# Start of Given passage

# My Top 30 Predictions for 2013



## tonyj5 (Nov 23, 2011)

*My Top 30 Predictions of 2013 *

We are just a week or so away from the first LPGA tournament of the year.
Here are my top 30 picks for player of the year:

1- Inbee Park - If she putts like the second half of last season, it could be a runaway win.
2- Seo Yeon Ryu - How did she get this high on my list in just one year?
3- Stacy Lewis - Last year's winner will be in the mix again this year.
4- Yani Tseng - Don't count her out just yet, especially if she plays well early.
5- Jiyai Shin - If she stays healthy watch out.
6- Na Yeon Choi - Needs to have better final rounds to compete for this title.
7- Suzann Pettersen - Needs to show us much more consistency.
8- Ai Miyazato - Needs to win her first major to get enough points to threaten.
9- Shanshan Feng - Has streaks where she is one of the best in the game, but not enough of them.
10- Paula Creamer - I see another major victory in 2013. Don't count her out.
11- Azahara Munoz - Time for her to step up to the next level.
12- Mika Miyazato - I think she has hit her ceiling. 
13- Lexi Thompson - Won't be an elite player yet, but getting closer.
14- Amy Yang - Is this the year she finally wins?
15- Karrie Webb - Showing no signs of slowing down.
16- Cristie Kerr - On the decline.
17- Chella Choi - Moved up a level last year. I expect a similar season.
18- Angela Stanford - Usually finds a way to win one every year.
19- Brittany Lincicome - A sleeping giant, with the emphasist on sleeping.
20- Sun Young Yoo - Has the potential to finish much higher than this.
21- I.K. Kim - Still hasn't recovered from the Kraft disaster. Could finish anywhere from 8-40.
22- Sandra Gal - I think she will stay at her current level for many years. Her game is solid but limited.
23- Anna Nordqvist - Was better two years ago than she is today.
24- Chie Arimura - She will probably win Rookie of the Year, but she is playing in the big leagues now.
25- Hee Kyung Seo - Has to prove to me she can play well under pressure before I rate her higher.
26- Brittany Lang - I needed another American!
27- Carlota Ciganda - If she plays this tour, she could be dangerous.
28- Se Ri Pak - Still plays real well when she is healthy.
29- Danielle Kang - Will be playing full time this year. Her potential is unlimited.
30- Sydnee Michaels - After a real good second half in 2012, look for her to continue to improve.

All right it is only 1:30AM my time, how about some bonus material? Here are my top picks for Rookie of the Year:


For the completion of this article (too large to cut & paste)

Mostly Harmless: My Top 30 Predictions of 2013


----------



## 373 (Jun 9, 2006)

We seem to think alike in many regards. The only one that jumps out at me and says no is your assessment of Mika Miyazato. I think she has spurts of brilliant play and learning to turn that into something more consistent could lead to a much higher ceiling.

# End of Given passage
# Start of Dataset extract

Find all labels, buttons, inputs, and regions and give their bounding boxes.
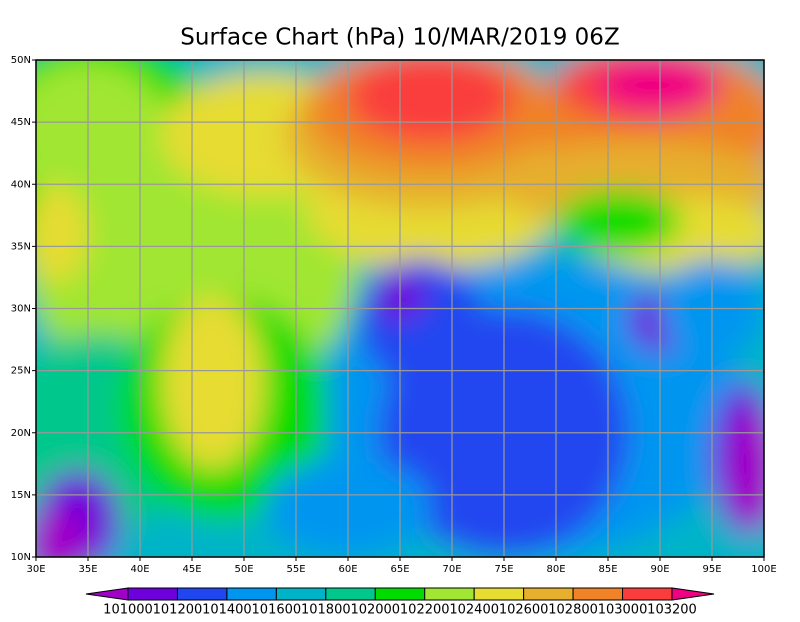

# End of Dataset extract

**Instruction:** Rewrite the 2013 predictions post from "6- Na Yeon Choi" through "a similar season.", putting "top-tier player" in place of "elite player".

**Answer for the task:**
6- Na Yeon Choi - Needs to have better final rounds to compete for this title.
7- Suzann Pettersen - Needs to show us much more consistency.
8- Ai Miyazato - Needs to win her first major to get enough points to threaten.
9- Shanshan Feng - Has streaks where she is one of the best in the game, but not enough of them.
10- Paula Creamer - I see another major victory in 2013. Don't count her out.
11- Azahara Munoz - Time for her to step up to the next level.
12- Mika Miyazato - I think she has hit her ceiling. 
13- Lexi Thompson - Won't be an top-tier player yet, but getting closer.
14- Amy Yang - Is this the year she finally wins?
15- Karrie Webb - Showing no signs of slowing down.
16- Cristie Kerr - On the decline.
17- Chella Choi - Moved up a level last year. I expect a similar season.